▶ [Dataset excerpts]:
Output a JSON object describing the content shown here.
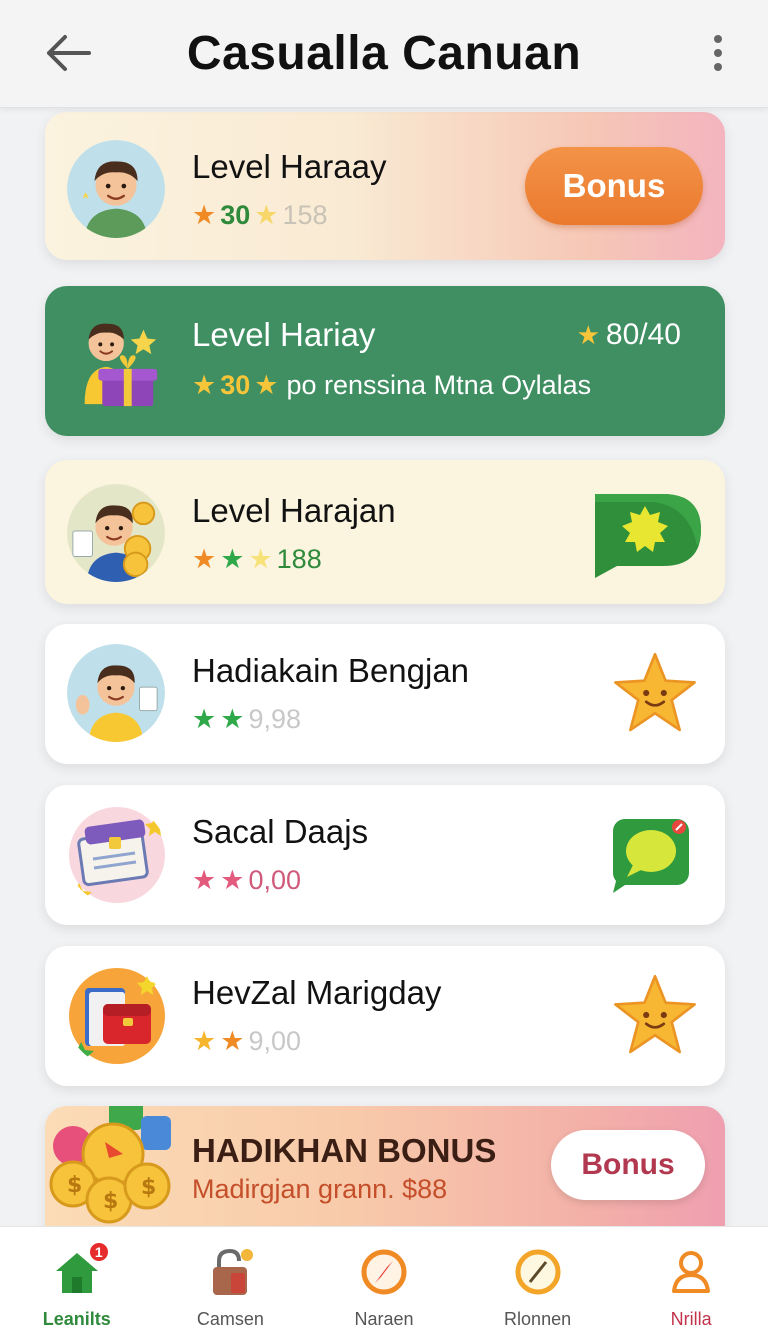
{
  "header": {
    "title": "Casualla Canuan",
    "back_icon": "arrow-left-icon",
    "menu_icon": "more-vertical-icon"
  },
  "cards": [
    {
      "name": "Level Haraay",
      "stat_primary": "30",
      "stat_secondary": "158",
      "action_label": "Bonus",
      "action_color": "#ec7f33"
    },
    {
      "name": "Level Hariay",
      "stat_primary": "30",
      "subtitle": "po renssina Mtna Oylalas",
      "progress": "80/40",
      "background": "#3f8f62"
    },
    {
      "name": "Level Harajan",
      "stat_value": "188",
      "right_icon": "green-chat-badge-icon"
    },
    {
      "name": "Hadiakain Bengjan",
      "stat_value": "9,98",
      "right_icon": "smiling-star-icon"
    },
    {
      "name": "Sacal Daajs",
      "stat_value": "0,00",
      "right_icon": "green-chat-bubble-icon"
    },
    {
      "name": "HevZal Marigday",
      "stat_value": "9,00",
      "right_icon": "smiling-star-icon"
    }
  ],
  "promo": {
    "title": "HADIKHAN BONUS",
    "subtitle": "Madirgjan grann. $88",
    "action_label": "Bonus",
    "action_text_color": "#b2384f"
  },
  "bottom_nav": {
    "items": [
      {
        "label": "Leanilts",
        "icon": "home-icon",
        "badge": "1",
        "active": true
      },
      {
        "label": "Camsen",
        "icon": "lock-icon"
      },
      {
        "label": "Naraen",
        "icon": "compass-icon"
      },
      {
        "label": "Rlonnen",
        "icon": "compass-icon"
      },
      {
        "label": "Nrilla",
        "icon": "profile-icon"
      }
    ]
  },
  "colors": {
    "star_gold": "#f5b52c",
    "star_orange": "#f08a24",
    "star_green": "#2fa84a",
    "star_pink": "#e35a7f",
    "nav_active": "#2f8a3c"
  }
}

▶ [WHAT YOU HAVE TO DO]:
Pick out all the lines with the word "icon" in them and copy them.

▶ [RESULT]:
    "back_icon": "arrow-left-icon",
    "menu_icon": "more-vertical-icon"
      "right_icon": "green-chat-badge-icon"
      "right_icon": "smiling-star-icon"
      "right_icon": "green-chat-bubble-icon"
      "right_icon": "smiling-star-icon"
        "icon": "home-icon",
        "icon": "lock-icon"
        "icon": "compass-icon"
        "icon": "compass-icon"
        "icon": "profile-icon"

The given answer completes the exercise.